Aim: Extract the full set of records that follows, word for word.
========================================
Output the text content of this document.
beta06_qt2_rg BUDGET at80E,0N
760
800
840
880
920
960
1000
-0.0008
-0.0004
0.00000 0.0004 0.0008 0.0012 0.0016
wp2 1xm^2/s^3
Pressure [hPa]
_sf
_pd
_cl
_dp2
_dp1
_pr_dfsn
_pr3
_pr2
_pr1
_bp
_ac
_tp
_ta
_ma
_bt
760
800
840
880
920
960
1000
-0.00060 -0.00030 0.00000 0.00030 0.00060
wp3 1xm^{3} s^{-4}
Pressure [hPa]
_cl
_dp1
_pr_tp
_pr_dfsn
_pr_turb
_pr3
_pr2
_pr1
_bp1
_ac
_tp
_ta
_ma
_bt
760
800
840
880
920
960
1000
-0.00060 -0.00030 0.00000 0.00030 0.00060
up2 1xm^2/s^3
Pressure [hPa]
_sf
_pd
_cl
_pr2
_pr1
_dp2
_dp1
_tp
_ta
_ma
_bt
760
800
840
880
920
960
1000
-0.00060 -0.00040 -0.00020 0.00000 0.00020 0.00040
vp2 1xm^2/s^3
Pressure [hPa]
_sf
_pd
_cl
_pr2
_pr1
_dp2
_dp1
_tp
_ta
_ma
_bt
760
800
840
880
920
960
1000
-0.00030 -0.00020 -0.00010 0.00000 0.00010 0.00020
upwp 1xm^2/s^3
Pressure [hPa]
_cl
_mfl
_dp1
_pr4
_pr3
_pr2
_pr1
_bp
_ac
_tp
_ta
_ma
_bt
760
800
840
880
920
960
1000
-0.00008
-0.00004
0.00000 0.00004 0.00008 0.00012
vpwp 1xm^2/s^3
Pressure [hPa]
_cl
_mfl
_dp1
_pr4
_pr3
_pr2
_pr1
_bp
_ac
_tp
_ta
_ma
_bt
========================================
Answer for this exercise:
Output the text content of this document.
beta06_qt2_rg BUDGET at80E,0N
760
800
840
880
920
960
1000
-0.0008
-0.0004
0.00000 0.0004 0.0008 0.0012 0.0016
wp2 1xm^2/s^3
Pressure [hPa]
_sf
_pd
_cl
_dp2
_dp1
_pr_dfsn
_pr3
_pr2
_pr1
_bp
_ac
_tp
_ta
_ma
_bt
760
800
840
880
920
960
1000
-0.00060 -0.00030 0.00000 0.00030 0.00060
wp3 1xm^{3} s^{-4}
Pressure [hPa]
_cl
_dp1
_pr_tp
_pr_dfsn
_pr_turb
_pr3
_pr2
_pr1
_bp1
_ac
_tp
_ta
_ma
_bt
760
800
840
880
920
960
1000
-0.00060 -0.00030 0.00000 0.00030 0.00060
up2 1xm^2/s^3
Pressure [hPa]
_sf
_pd
_cl
_pr2
_pr1
_dp2
_dp1
_tp
_ta
_ma
_bt
760
800
840
880
920
960
1000
-0.00060 -0.00040 -0.00020 0.00000 0.00020 0.00040
vp2 1xm^2/s^3
Pressure [hPa]
_sf
_pd
_cl
_pr2
_pr1
_dp2
_dp1
_tp
_ta
_ma
_bt
760
800
840
880
920
960
1000
-0.00030 -0.00020 -0.00010 0.00000 0.00010 0.00020
upwp 1xm^2/s^3
Pressure [hPa]
_cl
_mfl
_dp1
_pr4
_pr3
_pr2
_pr1
_bp
_ac
_tp
_ta
_ma
_bt
760
800
840
880
920
960
1000
-0.00008
-0.00004
0.00000 0.00004 0.00008 0.00012
vpwp 1xm^2/s^3
Pressure [hPa]
_cl
_mfl
_dp1
_pr4
_pr3
_pr2
_pr1
_bp
_ac
_tp
_ta
_ma
_bt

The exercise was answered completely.